■ Problem details: Copy out every line in which the string "thereof" occurs.

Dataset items
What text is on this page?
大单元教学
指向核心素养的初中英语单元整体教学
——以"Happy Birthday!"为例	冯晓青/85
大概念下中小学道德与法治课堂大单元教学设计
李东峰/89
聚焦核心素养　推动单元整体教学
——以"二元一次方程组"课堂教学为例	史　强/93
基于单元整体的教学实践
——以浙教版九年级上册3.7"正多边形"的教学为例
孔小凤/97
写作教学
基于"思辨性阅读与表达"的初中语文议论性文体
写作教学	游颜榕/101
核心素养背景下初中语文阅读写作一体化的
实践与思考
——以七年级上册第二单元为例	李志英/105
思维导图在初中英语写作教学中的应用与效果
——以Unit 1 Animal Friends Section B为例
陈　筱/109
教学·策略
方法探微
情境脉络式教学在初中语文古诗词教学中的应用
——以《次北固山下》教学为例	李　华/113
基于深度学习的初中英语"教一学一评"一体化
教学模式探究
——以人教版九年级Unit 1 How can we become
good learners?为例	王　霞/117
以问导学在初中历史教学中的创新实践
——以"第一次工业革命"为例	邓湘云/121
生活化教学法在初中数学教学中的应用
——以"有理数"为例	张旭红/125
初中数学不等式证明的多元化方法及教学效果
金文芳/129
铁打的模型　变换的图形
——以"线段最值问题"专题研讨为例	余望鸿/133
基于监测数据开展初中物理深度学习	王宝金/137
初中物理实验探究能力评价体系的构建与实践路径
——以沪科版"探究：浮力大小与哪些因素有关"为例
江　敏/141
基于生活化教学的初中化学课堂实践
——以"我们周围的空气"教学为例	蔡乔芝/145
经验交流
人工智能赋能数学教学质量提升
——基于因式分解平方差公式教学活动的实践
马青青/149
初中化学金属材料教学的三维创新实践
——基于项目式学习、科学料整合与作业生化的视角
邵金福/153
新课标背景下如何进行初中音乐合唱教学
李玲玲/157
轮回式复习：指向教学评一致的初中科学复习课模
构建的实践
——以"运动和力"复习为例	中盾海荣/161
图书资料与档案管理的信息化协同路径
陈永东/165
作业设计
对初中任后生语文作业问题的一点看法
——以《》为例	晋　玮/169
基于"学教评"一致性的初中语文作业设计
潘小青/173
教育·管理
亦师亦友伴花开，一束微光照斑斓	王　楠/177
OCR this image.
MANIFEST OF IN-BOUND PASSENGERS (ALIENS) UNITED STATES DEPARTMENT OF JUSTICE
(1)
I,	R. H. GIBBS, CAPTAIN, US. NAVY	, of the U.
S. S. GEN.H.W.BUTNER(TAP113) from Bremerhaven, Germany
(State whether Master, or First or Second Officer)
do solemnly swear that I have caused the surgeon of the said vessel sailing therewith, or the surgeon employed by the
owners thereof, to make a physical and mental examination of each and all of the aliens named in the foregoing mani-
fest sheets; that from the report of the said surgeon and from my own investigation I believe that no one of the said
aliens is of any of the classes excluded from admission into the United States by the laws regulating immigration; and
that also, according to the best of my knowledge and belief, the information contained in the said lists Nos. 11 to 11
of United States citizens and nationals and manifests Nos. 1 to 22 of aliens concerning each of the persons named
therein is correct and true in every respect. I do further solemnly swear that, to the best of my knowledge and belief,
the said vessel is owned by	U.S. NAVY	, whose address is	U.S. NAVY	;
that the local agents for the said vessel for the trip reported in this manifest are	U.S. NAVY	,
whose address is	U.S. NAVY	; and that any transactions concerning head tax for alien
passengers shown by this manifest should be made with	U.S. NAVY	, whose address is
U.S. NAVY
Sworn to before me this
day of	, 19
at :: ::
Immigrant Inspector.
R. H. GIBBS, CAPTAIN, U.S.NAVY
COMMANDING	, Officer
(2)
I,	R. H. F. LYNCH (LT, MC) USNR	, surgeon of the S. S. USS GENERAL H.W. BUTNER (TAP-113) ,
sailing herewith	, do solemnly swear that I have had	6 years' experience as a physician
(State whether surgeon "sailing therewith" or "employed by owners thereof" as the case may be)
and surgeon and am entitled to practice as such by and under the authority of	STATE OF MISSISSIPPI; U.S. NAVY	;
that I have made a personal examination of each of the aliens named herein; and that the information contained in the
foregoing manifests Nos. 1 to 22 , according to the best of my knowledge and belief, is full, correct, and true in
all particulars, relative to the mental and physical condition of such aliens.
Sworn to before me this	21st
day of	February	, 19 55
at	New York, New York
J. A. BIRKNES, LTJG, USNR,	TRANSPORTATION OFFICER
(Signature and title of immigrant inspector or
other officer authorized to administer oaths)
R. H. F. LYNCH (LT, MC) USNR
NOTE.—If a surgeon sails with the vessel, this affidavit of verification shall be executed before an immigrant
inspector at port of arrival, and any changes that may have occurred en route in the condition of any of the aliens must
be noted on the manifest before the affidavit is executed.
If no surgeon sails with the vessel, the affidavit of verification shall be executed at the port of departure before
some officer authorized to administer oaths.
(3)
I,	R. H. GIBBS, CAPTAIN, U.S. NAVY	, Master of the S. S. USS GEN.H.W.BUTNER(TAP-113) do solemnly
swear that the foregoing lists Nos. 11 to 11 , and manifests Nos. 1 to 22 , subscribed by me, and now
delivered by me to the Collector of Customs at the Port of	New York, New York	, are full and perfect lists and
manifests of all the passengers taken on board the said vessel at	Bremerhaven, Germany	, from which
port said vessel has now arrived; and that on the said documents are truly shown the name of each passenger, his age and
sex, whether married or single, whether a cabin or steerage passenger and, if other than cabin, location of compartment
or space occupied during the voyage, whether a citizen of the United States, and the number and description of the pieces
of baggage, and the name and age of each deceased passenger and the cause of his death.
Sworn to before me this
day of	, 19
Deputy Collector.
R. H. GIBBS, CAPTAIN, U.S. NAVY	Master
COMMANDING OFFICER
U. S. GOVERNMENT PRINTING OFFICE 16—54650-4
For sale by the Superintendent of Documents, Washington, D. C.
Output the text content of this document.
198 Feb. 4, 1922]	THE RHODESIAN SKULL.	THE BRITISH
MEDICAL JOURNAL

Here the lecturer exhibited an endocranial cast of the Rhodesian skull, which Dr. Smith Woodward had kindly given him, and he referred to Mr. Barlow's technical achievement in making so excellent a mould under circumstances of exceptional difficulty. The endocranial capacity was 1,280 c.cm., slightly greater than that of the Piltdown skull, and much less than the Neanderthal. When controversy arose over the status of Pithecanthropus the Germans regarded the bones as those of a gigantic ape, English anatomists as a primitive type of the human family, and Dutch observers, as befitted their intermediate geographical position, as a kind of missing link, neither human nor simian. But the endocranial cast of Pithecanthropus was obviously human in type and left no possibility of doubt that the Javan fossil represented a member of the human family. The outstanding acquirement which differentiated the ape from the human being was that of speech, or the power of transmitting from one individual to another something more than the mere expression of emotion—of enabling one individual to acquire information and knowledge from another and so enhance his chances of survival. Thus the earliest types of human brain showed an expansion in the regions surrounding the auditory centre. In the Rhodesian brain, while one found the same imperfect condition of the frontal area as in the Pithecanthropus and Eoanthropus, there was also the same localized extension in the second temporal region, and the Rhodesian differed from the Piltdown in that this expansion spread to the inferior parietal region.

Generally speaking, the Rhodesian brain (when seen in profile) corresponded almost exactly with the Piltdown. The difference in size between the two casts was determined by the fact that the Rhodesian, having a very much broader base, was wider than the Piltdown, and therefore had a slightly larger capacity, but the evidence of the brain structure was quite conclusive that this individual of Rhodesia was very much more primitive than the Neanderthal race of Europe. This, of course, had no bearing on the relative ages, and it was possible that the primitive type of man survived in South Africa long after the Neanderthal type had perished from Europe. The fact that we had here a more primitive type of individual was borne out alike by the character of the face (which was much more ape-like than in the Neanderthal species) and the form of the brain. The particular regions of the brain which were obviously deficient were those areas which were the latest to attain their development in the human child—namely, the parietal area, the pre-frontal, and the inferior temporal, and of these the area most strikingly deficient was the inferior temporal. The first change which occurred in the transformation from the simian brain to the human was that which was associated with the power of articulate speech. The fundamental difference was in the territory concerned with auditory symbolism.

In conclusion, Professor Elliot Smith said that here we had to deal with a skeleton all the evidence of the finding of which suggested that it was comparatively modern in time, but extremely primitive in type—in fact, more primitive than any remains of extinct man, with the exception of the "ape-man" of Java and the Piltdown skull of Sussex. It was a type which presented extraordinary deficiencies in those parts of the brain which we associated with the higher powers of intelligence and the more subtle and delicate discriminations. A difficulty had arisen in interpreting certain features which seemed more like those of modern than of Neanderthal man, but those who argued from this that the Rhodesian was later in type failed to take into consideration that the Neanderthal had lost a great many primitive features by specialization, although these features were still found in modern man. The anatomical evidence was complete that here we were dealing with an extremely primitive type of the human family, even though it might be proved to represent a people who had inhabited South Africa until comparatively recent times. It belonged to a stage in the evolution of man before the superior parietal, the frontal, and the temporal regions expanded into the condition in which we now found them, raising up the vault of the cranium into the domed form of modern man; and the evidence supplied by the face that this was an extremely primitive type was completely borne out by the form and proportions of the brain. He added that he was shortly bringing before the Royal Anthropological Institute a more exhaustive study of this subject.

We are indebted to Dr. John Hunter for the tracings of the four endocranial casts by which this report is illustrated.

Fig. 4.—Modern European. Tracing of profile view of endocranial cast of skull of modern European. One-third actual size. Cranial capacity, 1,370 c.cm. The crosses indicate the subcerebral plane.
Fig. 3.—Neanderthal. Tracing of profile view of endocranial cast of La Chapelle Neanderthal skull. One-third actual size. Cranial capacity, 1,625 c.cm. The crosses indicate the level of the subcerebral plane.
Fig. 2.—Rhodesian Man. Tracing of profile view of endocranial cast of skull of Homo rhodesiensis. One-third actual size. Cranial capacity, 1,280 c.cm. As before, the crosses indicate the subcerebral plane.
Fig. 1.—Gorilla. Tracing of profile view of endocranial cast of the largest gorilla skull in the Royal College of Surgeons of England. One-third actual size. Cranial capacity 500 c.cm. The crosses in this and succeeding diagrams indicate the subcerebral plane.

■ Result:
owners thereof, to make a physical and mental examination of each and all of the aliens named in the foregoing mani-
(State whether surgeon "sailing therewith" or "employed by owners thereof" as the case may be)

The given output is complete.